In the listing below, count each line containing "text" and answer with the count only.

#####

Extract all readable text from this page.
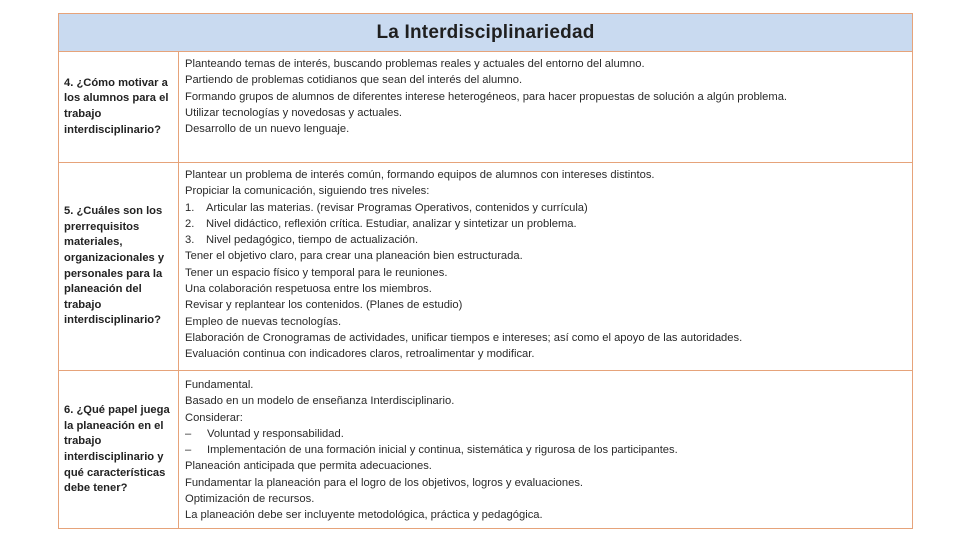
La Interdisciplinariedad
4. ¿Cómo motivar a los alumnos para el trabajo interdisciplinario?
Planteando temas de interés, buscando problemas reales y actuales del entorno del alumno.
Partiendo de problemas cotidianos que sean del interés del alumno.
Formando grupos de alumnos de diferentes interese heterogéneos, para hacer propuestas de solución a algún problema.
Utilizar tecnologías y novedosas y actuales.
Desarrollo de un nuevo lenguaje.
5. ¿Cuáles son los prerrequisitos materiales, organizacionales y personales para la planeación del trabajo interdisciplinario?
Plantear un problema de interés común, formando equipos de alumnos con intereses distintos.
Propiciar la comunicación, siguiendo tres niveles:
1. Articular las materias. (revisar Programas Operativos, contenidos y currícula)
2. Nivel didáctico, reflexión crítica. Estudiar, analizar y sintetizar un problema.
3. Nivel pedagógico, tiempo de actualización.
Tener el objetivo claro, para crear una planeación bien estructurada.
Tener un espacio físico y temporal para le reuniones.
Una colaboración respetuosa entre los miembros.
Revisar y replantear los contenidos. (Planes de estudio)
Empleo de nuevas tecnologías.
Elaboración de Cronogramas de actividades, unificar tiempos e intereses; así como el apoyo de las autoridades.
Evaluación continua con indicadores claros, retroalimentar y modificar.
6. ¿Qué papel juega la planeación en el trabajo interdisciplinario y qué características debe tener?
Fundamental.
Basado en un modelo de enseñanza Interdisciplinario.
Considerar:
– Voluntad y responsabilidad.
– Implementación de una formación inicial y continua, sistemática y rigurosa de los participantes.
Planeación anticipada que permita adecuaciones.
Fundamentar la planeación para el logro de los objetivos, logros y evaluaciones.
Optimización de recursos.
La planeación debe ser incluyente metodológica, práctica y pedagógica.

#####

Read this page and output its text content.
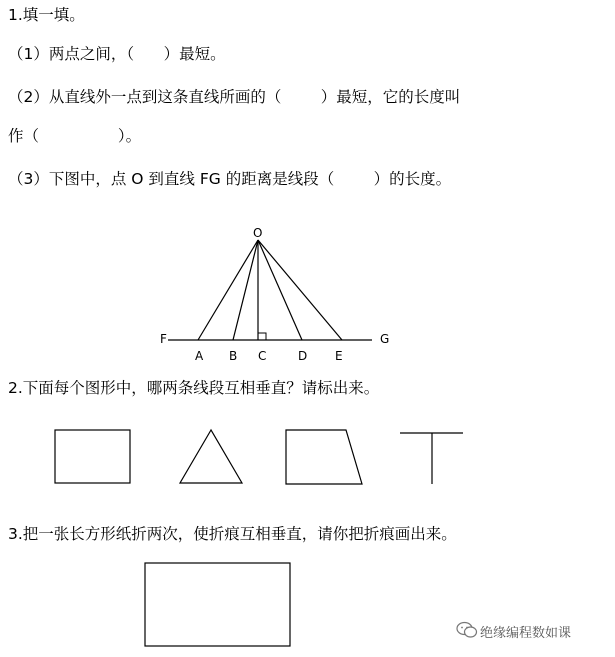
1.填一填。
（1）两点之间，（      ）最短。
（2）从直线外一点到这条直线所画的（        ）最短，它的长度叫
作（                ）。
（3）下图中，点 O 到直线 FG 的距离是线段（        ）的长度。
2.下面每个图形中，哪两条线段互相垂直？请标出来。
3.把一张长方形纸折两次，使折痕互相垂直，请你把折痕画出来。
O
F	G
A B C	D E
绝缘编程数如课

#####

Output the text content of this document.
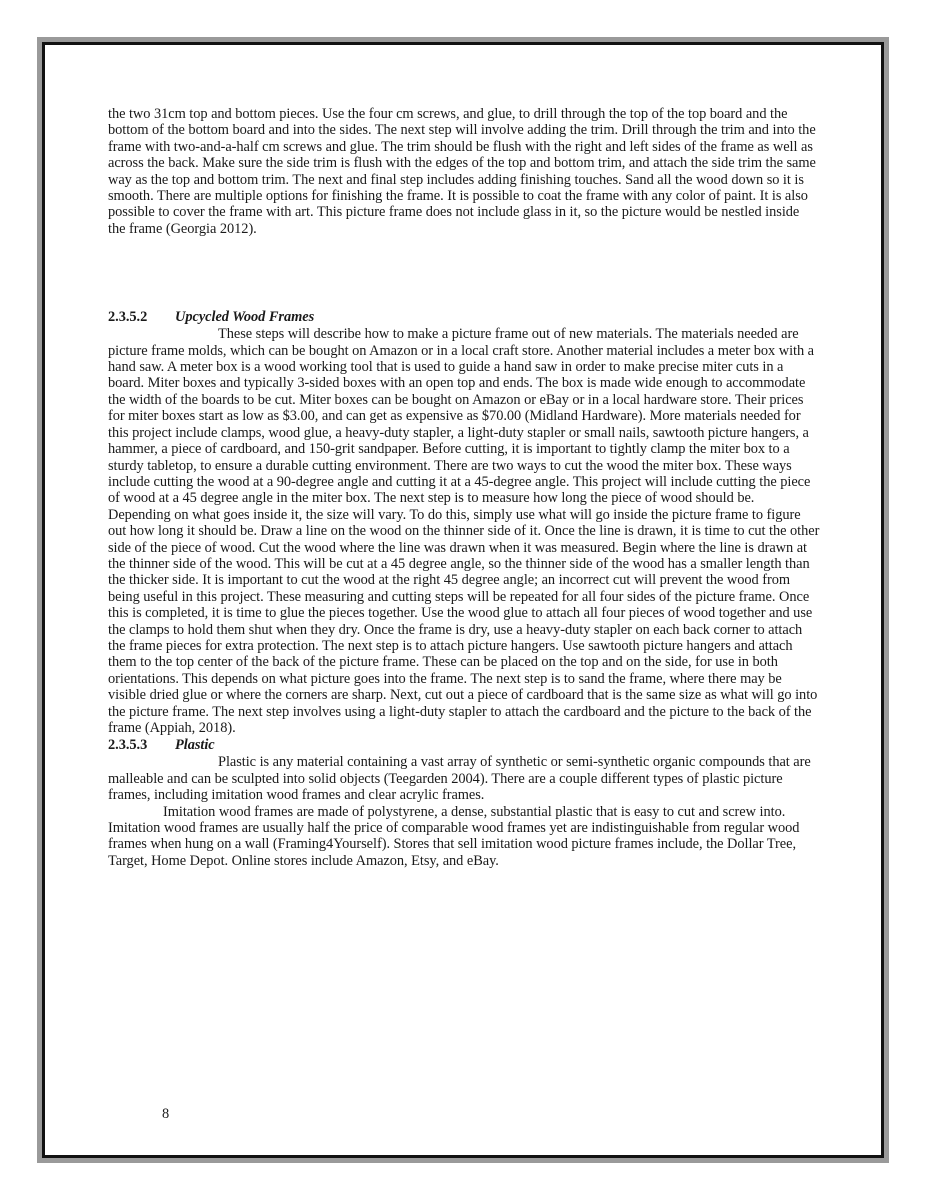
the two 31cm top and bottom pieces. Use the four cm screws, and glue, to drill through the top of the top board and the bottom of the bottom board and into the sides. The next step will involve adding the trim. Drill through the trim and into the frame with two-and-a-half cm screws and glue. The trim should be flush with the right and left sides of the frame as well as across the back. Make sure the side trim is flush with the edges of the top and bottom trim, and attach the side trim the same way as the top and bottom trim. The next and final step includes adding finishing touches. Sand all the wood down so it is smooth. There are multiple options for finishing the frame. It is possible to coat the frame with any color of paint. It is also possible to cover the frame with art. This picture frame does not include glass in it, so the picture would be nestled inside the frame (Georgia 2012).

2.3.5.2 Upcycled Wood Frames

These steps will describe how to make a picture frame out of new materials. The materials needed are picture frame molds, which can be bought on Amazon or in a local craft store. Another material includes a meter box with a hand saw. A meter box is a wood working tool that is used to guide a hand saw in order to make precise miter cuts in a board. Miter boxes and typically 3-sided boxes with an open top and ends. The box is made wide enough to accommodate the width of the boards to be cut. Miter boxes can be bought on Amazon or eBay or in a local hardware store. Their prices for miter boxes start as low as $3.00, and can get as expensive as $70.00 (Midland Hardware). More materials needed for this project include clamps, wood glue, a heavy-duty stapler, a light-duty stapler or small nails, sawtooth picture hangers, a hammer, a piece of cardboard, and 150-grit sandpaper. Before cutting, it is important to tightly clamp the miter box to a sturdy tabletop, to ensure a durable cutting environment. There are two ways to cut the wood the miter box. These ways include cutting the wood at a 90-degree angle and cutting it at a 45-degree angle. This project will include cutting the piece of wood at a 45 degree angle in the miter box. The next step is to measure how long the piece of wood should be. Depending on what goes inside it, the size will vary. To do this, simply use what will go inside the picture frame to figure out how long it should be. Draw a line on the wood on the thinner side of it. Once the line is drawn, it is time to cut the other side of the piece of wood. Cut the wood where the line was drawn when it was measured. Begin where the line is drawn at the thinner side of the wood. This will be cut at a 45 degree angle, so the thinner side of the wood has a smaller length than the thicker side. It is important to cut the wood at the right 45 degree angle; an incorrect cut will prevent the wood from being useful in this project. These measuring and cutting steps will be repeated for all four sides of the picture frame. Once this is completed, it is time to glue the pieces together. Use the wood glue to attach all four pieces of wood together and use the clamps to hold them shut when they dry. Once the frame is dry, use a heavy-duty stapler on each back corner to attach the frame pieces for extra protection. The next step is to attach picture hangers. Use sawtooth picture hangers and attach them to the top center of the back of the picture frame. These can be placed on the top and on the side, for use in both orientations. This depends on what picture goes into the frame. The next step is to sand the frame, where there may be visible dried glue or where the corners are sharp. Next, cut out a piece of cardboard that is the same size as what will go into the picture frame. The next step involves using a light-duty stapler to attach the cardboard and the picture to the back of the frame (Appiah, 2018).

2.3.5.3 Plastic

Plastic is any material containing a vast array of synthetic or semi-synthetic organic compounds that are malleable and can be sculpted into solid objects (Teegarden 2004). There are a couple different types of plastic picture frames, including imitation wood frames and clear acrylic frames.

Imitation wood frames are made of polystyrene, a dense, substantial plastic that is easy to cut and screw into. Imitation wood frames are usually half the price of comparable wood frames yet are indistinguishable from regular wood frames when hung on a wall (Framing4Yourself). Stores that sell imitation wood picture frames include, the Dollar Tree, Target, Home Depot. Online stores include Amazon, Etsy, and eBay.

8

#####

• EXERCISE RESULT
3